Extracted data entries
— Start —

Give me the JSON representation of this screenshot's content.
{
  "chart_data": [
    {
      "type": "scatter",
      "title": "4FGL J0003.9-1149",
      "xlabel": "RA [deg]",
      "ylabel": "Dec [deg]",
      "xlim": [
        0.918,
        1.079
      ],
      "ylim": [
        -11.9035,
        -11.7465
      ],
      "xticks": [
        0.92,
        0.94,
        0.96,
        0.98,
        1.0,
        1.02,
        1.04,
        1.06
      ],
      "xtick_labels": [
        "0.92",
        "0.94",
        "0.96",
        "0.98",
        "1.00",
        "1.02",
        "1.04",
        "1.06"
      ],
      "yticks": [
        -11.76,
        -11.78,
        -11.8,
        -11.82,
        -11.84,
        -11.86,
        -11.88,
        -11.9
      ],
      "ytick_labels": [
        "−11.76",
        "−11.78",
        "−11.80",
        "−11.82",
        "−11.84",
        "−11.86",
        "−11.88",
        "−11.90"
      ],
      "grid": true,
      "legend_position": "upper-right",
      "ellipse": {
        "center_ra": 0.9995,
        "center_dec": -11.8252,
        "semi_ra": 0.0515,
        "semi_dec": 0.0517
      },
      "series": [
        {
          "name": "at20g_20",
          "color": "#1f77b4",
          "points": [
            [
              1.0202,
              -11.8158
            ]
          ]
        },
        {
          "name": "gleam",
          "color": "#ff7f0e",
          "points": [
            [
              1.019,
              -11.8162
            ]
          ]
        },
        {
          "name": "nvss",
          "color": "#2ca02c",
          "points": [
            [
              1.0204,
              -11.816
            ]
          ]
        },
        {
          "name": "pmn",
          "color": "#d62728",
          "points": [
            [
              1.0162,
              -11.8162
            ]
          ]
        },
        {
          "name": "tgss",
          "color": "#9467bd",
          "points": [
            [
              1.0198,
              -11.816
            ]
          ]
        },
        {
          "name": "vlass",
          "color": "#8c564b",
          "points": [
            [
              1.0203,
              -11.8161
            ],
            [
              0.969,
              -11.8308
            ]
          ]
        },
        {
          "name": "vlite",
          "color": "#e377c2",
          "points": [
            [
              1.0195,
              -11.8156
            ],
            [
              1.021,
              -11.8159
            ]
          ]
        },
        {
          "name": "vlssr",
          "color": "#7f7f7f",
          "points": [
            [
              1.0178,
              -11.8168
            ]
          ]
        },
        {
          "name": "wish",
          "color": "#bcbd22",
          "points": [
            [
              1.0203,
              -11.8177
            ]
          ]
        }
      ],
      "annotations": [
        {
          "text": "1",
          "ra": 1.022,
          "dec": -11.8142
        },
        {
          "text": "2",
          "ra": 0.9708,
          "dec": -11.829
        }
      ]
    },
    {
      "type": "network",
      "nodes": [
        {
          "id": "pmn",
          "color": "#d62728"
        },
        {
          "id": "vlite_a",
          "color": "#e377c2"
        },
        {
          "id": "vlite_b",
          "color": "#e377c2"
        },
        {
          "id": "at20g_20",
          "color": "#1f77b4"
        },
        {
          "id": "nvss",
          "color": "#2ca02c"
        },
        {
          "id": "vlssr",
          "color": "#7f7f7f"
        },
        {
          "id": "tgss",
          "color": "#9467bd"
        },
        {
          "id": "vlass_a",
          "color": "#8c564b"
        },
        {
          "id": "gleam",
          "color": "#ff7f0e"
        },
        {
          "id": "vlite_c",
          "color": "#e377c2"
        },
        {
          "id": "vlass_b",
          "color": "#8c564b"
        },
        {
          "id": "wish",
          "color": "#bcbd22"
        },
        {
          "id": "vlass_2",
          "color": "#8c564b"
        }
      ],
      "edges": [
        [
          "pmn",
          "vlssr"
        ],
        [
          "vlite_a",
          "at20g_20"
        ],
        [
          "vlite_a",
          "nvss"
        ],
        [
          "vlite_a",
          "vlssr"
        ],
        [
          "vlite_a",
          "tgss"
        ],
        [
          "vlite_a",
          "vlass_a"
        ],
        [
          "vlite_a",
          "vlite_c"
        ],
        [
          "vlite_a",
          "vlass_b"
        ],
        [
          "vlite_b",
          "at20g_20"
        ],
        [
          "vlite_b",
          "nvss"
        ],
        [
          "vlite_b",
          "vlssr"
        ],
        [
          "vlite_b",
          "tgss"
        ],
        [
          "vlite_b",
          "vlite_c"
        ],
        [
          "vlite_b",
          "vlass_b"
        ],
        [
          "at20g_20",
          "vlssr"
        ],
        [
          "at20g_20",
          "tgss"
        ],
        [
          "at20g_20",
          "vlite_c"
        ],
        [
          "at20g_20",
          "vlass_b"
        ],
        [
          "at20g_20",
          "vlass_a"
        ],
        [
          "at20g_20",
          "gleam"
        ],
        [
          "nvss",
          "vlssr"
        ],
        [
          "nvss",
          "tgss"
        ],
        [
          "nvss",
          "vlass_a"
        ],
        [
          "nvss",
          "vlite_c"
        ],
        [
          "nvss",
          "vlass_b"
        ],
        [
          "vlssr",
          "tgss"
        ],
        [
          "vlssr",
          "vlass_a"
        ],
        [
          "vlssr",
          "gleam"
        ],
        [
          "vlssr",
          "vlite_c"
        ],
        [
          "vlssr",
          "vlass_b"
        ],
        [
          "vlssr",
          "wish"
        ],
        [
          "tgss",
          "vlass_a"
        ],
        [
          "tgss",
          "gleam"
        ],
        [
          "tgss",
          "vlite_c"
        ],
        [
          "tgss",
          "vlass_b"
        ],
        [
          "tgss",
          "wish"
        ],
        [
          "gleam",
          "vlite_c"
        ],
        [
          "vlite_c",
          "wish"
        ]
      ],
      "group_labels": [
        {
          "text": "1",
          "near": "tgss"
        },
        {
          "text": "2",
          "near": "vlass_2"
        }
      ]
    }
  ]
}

— End —

Exercise instructions
All of the entries should be written out again exactly.

Response to this exercise
Give me the JSON representation of this screenshot's content.
{
  "chart_data": [
    {
      "type": "scatter",
      "title": "4FGL J0003.9-1149",
      "xlabel": "RA [deg]",
      "ylabel": "Dec [deg]",
      "xlim": [
        0.918,
        1.079
      ],
      "ylim": [
        -11.9035,
        -11.7465
      ],
      "xticks": [
        0.92,
        0.94,
        0.96,
        0.98,
        1.0,
        1.02,
        1.04,
        1.06
      ],
      "xtick_labels": [
        "0.92",
        "0.94",
        "0.96",
        "0.98",
        "1.00",
        "1.02",
        "1.04",
        "1.06"
      ],
      "yticks": [
        -11.76,
        -11.78,
        -11.8,
        -11.82,
        -11.84,
        -11.86,
        -11.88,
        -11.9
      ],
      "ytick_labels": [
        "−11.76",
        "−11.78",
        "−11.80",
        "−11.82",
        "−11.84",
        "−11.86",
        "−11.88",
        "−11.90"
      ],
      "grid": true,
      "legend_position": "upper-right",
      "ellipse": {
        "center_ra": 0.9995,
        "center_dec": -11.8252,
        "semi_ra": 0.0515,
        "semi_dec": 0.0517
      },
      "series": [
        {
          "name": "at20g_20",
          "color": "#1f77b4",
          "points": [
            [
              1.0202,
              -11.8158
            ]
          ]
        },
        {
          "name": "gleam",
          "color": "#ff7f0e",
          "points": [
            [
              1.019,
              -11.8162
            ]
          ]
        },
        {
          "name": "nvss",
          "color": "#2ca02c",
          "points": [
            [
              1.0204,
              -11.816
            ]
          ]
        },
        {
          "name": "pmn",
          "color": "#d62728",
          "points": [
            [
              1.0162,
              -11.8162
            ]
          ]
        },
        {
          "name": "tgss",
          "color": "#9467bd",
          "points": [
            [
              1.0198,
              -11.816
            ]
          ]
        },
        {
          "name": "vlass",
          "color": "#8c564b",
          "points": [
            [
              1.0203,
              -11.8161
            ],
            [
              0.969,
              -11.8308
            ]
          ]
        },
        {
          "name": "vlite",
          "color": "#e377c2",
          "points": [
            [
              1.0195,
              -11.8156
            ],
            [
              1.021,
              -11.8159
            ]
          ]
        },
        {
          "name": "vlssr",
          "color": "#7f7f7f",
          "points": [
            [
              1.0178,
              -11.8168
            ]
          ]
        },
        {
          "name": "wish",
          "color": "#bcbd22",
          "points": [
            [
              1.0203,
              -11.8177
            ]
          ]
        }
      ],
      "annotations": [
        {
          "text": "1",
          "ra": 1.022,
          "dec": -11.8142
        },
        {
          "text": "2",
          "ra": 0.9708,
          "dec": -11.829
        }
      ]
    },
    {
      "type": "network",
      "nodes": [
        {
          "id": "pmn",
          "color": "#d62728"
        },
        {
          "id": "vlite_a",
          "color": "#e377c2"
        },
        {
          "id": "vlite_b",
          "color": "#e377c2"
        },
        {
          "id": "at20g_20",
          "color": "#1f77b4"
        },
        {
          "id": "nvss",
          "color": "#2ca02c"
        },
        {
          "id": "vlssr",
          "color": "#7f7f7f"
        },
        {
          "id": "tgss",
          "color": "#9467bd"
        },
        {
          "id": "vlass_a",
          "color": "#8c564b"
        },
        {
          "id": "gleam",
          "color": "#ff7f0e"
        },
        {
          "id": "vlite_c",
          "color": "#e377c2"
        },
        {
          "id": "vlass_b",
          "color": "#8c564b"
        },
        {
          "id": "wish",
          "color": "#bcbd22"
        },
        {
          "id": "vlass_2",
          "color": "#8c564b"
        }
      ],
      "edges": [
        [
          "pmn",
          "vlssr"
        ],
        [
          "vlite_a",
          "at20g_20"
        ],
        [
          "vlite_a",
          "nvss"
        ],
        [
          "vlite_a",
          "vlssr"
        ],
        [
          "vlite_a",
          "tgss"
        ],
        [
          "vlite_a",
          "vlass_a"
        ],
        [
          "vlite_a",
          "vlite_c"
        ],
        [
          "vlite_a",
          "vlass_b"
        ],
        [
          "vlite_b",
          "at20g_20"
        ],
        [
          "vlite_b",
          "nvss"
        ],
        [
          "vlite_b",
          "vlssr"
        ],
        [
          "vlite_b",
          "tgss"
        ],
        [
          "vlite_b",
          "vlite_c"
        ],
        [
          "vlite_b",
          "vlass_b"
        ],
        [
          "at20g_20",
          "vlssr"
        ],
        [
          "at20g_20",
          "tgss"
        ],
        [
          "at20g_20",
          "vlite_c"
        ],
        [
          "at20g_20",
          "vlass_b"
        ],
        [
          "at20g_20",
          "vlass_a"
        ],
        [
          "at20g_20",
          "gleam"
        ],
        [
          "nvss",
          "vlssr"
        ],
        [
          "nvss",
          "tgss"
        ],
        [
          "nvss",
          "vlass_a"
        ],
        [
          "nvss",
          "vlite_c"
        ],
        [
          "nvss",
          "vlass_b"
        ],
        [
          "vlssr",
          "tgss"
        ],
        [
          "vlssr",
          "vlass_a"
        ],
        [
          "vlssr",
          "gleam"
        ],
        [
          "vlssr",
          "vlite_c"
        ],
        [
          "vlssr",
          "vlass_b"
        ],
        [
          "vlssr",
          "wish"
        ],
        [
          "tgss",
          "vlass_a"
        ],
        [
          "tgss",
          "gleam"
        ],
        [
          "tgss",
          "vlite_c"
        ],
        [
          "tgss",
          "vlass_b"
        ],
        [
          "tgss",
          "wish"
        ],
        [
          "gleam",
          "vlite_c"
        ],
        [
          "vlite_c",
          "wish"
        ]
      ],
      "group_labels": [
        {
          "text": "1",
          "near": "tgss"
        },
        {
          "text": "2",
          "near": "vlass_2"
        }
      ]
    }
  ]
}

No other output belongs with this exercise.